Restate the entries word for word, omitting nothing.

------ Records provided

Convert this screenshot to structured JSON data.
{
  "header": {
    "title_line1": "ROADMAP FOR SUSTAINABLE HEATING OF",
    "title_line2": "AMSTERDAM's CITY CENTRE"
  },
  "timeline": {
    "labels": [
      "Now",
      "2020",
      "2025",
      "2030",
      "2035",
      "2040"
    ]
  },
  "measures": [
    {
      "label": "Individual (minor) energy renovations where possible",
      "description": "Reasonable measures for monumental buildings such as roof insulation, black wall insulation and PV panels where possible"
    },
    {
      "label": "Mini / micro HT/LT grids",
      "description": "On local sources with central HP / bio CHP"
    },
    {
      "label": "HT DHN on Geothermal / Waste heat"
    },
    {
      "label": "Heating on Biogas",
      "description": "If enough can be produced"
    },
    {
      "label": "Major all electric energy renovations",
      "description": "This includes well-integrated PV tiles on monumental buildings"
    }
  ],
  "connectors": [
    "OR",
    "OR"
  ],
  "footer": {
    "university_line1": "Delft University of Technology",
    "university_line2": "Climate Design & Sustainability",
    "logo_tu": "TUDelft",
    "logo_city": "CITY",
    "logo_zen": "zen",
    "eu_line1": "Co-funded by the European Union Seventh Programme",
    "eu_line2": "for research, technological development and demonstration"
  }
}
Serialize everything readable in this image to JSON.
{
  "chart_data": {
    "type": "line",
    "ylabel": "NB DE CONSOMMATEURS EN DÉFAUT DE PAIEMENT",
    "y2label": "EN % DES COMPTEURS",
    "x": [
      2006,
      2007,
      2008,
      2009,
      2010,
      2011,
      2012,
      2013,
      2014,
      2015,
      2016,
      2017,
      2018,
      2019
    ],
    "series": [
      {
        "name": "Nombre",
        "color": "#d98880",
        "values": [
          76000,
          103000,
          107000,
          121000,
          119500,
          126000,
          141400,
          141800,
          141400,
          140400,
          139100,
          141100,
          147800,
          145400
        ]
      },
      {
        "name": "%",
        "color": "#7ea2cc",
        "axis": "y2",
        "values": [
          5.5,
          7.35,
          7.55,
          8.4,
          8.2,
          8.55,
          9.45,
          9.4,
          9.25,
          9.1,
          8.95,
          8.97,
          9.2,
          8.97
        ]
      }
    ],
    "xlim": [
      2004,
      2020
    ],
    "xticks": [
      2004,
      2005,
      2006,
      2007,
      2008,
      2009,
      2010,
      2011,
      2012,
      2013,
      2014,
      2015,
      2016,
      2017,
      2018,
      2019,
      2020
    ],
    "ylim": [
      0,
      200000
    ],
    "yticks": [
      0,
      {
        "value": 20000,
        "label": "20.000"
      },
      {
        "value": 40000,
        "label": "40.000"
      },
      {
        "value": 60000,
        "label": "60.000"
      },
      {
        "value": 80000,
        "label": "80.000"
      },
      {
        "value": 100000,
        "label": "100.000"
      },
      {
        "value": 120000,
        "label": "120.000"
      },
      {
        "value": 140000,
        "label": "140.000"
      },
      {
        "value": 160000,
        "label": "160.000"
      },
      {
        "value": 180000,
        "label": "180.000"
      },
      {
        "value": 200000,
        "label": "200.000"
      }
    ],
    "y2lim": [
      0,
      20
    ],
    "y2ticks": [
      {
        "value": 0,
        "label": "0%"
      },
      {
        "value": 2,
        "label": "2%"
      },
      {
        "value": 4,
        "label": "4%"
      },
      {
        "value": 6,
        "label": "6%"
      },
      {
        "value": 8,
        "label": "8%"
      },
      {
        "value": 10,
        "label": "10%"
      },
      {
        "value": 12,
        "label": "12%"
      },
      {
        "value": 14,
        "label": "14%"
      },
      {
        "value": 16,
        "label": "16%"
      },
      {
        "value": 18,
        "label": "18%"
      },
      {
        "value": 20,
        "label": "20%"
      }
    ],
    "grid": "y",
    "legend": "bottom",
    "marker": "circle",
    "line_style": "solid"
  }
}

------------

— Complete answer —
Convert this screenshot to structured JSON data.
{
  "header": {
    "title_line1": "ROADMAP FOR SUSTAINABLE HEATING OF",
    "title_line2": "AMSTERDAM's CITY CENTRE"
  },
  "timeline": {
    "labels": [
      "Now",
      "2020",
      "2025",
      "2030",
      "2035",
      "2040"
    ]
  },
  "measures": [
    {
      "label": "Individual (minor) energy renovations where possible",
      "description": "Reasonable measures for monumental buildings such as roof insulation, black wall insulation and PV panels where possible"
    },
    {
      "label": "Mini / micro HT/LT grids",
      "description": "On local sources with central HP / bio CHP"
    },
    {
      "label": "HT DHN on Geothermal / Waste heat"
    },
    {
      "label": "Heating on Biogas",
      "description": "If enough can be produced"
    },
    {
      "label": "Major all electric energy renovations",
      "description": "This includes well-integrated PV tiles on monumental buildings"
    }
  ],
  "connectors": [
    "OR",
    "OR"
  ],
  "footer": {
    "university_line1": "Delft University of Technology",
    "university_line2": "Climate Design & Sustainability",
    "logo_tu": "TUDelft",
    "logo_city": "CITY",
    "logo_zen": "zen",
    "eu_line1": "Co-funded by the European Union Seventh Programme",
    "eu_line2": "for research, technological development and demonstration"
  }
}
Serialize everything readable in this image to JSON.
{
  "chart_data": {
    "type": "line",
    "ylabel": "NB DE CONSOMMATEURS EN DÉFAUT DE PAIEMENT",
    "y2label": "EN % DES COMPTEURS",
    "x": [
      2006,
      2007,
      2008,
      2009,
      2010,
      2011,
      2012,
      2013,
      2014,
      2015,
      2016,
      2017,
      2018,
      2019
    ],
    "series": [
      {
        "name": "Nombre",
        "color": "#d98880",
        "values": [
          76000,
          103000,
          107000,
          121000,
          119500,
          126000,
          141400,
          141800,
          141400,
          140400,
          139100,
          141100,
          147800,
          145400
        ]
      },
      {
        "name": "%",
        "color": "#7ea2cc",
        "axis": "y2",
        "values": [
          5.5,
          7.35,
          7.55,
          8.4,
          8.2,
          8.55,
          9.45,
          9.4,
          9.25,
          9.1,
          8.95,
          8.97,
          9.2,
          8.97
        ]
      }
    ],
    "xlim": [
      2004,
      2020
    ],
    "xticks": [
      2004,
      2005,
      2006,
      2007,
      2008,
      2009,
      2010,
      2011,
      2012,
      2013,
      2014,
      2015,
      2016,
      2017,
      2018,
      2019,
      2020
    ],
    "ylim": [
      0,
      200000
    ],
    "yticks": [
      0,
      {
        "value": 20000,
        "label": "20.000"
      },
      {
        "value": 40000,
        "label": "40.000"
      },
      {
        "value": 60000,
        "label": "60.000"
      },
      {
        "value": 80000,
        "label": "80.000"
      },
      {
        "value": 100000,
        "label": "100.000"
      },
      {
        "value": 120000,
        "label": "120.000"
      },
      {
        "value": 140000,
        "label": "140.000"
      },
      {
        "value": 160000,
        "label": "160.000"
      },
      {
        "value": 180000,
        "label": "180.000"
      },
      {
        "value": 200000,
        "label": "200.000"
      }
    ],
    "y2lim": [
      0,
      20
    ],
    "y2ticks": [
      {
        "value": 0,
        "label": "0%"
      },
      {
        "value": 2,
        "label": "2%"
      },
      {
        "value": 4,
        "label": "4%"
      },
      {
        "value": 6,
        "label": "6%"
      },
      {
        "value": 8,
        "label": "8%"
      },
      {
        "value": 10,
        "label": "10%"
      },
      {
        "value": 12,
        "label": "12%"
      },
      {
        "value": 14,
        "label": "14%"
      },
      {
        "value": 16,
        "label": "16%"
      },
      {
        "value": 18,
        "label": "18%"
      },
      {
        "value": 20,
        "label": "20%"
      }
    ],
    "grid": "y",
    "legend": "bottom",
    "marker": "circle",
    "line_style": "solid"
  }
}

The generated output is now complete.